Aim: Find and copy every line in the records that includes the string "screenshot".

Dataset records:

— START —

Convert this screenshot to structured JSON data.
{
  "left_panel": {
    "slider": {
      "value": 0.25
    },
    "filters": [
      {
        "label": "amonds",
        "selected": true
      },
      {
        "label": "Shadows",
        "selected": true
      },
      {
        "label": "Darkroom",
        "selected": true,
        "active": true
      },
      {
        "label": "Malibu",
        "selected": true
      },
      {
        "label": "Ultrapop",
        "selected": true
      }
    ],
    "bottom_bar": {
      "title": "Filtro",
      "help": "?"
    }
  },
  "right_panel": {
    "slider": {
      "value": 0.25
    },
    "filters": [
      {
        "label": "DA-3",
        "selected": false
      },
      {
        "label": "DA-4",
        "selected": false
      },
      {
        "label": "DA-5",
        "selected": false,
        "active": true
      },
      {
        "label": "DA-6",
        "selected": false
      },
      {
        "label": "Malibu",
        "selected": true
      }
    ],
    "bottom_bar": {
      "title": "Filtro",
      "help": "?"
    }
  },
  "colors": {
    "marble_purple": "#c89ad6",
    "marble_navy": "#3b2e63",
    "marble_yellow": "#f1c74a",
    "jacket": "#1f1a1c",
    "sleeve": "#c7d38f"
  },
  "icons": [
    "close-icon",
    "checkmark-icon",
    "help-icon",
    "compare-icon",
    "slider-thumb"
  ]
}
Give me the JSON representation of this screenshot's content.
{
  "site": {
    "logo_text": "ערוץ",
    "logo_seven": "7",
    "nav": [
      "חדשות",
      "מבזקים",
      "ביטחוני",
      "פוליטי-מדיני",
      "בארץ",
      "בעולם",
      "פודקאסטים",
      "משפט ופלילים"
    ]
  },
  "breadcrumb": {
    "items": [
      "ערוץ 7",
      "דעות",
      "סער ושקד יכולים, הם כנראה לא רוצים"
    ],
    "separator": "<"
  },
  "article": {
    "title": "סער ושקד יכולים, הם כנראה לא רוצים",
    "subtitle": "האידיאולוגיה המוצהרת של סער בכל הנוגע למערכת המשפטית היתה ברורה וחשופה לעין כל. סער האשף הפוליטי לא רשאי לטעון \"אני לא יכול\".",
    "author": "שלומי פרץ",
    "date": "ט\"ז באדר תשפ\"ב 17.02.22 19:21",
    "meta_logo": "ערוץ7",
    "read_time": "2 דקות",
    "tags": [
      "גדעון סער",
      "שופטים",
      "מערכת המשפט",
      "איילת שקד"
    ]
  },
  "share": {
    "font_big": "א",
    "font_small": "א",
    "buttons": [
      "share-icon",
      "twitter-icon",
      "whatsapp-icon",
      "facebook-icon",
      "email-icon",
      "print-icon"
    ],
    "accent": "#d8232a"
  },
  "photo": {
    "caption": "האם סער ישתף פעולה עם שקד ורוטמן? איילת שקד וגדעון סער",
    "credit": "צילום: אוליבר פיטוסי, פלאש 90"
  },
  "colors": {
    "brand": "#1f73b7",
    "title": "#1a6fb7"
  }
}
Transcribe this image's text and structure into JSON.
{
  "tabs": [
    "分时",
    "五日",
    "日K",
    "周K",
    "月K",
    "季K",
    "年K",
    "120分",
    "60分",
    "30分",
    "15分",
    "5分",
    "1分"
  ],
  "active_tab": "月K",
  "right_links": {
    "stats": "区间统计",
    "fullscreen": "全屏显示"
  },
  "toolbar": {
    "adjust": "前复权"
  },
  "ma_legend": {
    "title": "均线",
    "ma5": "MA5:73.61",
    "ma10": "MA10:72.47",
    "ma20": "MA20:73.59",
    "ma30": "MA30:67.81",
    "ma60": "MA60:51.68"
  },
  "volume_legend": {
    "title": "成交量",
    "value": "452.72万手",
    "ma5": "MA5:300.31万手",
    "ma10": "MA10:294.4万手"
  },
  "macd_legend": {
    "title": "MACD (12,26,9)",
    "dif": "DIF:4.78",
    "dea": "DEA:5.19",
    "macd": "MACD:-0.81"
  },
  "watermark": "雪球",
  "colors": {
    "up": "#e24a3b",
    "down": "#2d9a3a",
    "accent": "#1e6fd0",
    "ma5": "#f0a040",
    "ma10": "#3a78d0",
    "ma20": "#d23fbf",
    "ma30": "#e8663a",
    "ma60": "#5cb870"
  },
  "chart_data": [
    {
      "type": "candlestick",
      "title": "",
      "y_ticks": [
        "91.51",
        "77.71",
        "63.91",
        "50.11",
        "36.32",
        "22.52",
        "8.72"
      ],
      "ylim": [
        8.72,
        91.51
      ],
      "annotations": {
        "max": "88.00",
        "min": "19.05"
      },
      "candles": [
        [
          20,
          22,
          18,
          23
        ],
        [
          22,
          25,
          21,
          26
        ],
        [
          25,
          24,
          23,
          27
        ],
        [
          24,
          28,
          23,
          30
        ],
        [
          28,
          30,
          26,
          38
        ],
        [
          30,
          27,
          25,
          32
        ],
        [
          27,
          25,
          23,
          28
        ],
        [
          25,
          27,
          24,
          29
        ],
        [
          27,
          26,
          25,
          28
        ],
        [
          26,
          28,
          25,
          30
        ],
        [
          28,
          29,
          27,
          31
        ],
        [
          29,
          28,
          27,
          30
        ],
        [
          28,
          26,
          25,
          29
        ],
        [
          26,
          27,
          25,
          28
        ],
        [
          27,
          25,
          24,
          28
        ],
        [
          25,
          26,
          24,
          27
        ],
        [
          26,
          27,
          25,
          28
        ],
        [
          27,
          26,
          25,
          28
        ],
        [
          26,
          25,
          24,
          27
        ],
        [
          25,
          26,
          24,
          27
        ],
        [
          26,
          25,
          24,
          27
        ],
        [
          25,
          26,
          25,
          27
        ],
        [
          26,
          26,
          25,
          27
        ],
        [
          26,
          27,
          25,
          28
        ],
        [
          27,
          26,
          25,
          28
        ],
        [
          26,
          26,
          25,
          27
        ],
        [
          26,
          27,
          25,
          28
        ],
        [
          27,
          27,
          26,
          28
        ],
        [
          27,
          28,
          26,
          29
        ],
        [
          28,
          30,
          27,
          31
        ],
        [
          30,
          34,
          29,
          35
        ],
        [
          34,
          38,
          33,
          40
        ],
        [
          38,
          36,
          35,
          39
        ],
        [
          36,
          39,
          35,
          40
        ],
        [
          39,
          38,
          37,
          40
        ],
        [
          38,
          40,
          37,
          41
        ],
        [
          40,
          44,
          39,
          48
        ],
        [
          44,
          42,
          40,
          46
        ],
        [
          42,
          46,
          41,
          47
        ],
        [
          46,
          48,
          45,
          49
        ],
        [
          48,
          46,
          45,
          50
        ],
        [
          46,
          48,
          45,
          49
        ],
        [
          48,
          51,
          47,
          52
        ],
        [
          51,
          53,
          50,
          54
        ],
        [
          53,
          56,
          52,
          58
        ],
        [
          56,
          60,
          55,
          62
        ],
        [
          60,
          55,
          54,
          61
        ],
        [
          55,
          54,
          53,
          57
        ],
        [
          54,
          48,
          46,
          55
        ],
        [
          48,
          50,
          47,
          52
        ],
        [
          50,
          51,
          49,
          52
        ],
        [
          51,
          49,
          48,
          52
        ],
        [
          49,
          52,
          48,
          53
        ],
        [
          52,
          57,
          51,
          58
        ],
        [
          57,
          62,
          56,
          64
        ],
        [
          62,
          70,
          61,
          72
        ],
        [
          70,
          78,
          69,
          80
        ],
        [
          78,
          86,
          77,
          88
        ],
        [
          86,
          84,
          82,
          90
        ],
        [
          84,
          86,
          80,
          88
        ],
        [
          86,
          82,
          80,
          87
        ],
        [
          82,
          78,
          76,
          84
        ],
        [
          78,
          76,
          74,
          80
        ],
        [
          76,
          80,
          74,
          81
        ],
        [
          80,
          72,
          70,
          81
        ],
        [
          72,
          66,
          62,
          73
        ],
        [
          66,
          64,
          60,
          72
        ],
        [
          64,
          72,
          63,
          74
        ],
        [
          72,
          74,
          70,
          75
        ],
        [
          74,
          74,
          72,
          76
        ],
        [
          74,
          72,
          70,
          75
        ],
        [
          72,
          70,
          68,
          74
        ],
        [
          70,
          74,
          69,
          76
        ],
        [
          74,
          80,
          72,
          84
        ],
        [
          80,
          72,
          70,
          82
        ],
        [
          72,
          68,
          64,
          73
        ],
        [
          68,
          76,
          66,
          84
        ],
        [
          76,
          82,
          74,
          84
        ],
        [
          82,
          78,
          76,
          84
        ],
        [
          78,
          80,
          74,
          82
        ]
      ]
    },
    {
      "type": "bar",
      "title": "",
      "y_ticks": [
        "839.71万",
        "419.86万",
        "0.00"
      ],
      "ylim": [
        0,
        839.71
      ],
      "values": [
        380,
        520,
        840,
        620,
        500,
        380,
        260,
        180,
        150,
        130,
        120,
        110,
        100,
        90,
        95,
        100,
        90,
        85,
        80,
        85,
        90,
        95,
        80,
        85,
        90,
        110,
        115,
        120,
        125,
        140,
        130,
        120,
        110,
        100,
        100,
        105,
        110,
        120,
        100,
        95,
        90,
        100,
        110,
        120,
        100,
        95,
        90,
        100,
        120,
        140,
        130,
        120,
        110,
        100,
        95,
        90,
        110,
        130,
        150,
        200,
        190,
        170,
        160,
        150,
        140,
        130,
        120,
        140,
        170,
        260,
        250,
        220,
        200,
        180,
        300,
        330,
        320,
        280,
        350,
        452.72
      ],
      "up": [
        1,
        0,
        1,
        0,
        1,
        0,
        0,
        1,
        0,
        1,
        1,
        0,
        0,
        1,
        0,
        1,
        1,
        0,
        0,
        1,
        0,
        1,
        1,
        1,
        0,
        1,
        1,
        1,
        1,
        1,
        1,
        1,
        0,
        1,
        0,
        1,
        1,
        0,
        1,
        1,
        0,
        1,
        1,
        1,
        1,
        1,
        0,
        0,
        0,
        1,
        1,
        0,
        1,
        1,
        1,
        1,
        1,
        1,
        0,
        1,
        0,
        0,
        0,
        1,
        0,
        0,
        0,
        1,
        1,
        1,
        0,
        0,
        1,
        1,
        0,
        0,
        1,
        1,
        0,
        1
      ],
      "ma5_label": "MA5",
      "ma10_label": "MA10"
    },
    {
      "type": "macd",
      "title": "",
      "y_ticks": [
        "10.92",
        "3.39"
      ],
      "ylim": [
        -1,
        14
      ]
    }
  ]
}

— END —

The answer:
Convert this screenshot to structured JSON data.
Give me the JSON representation of this screenshot's content.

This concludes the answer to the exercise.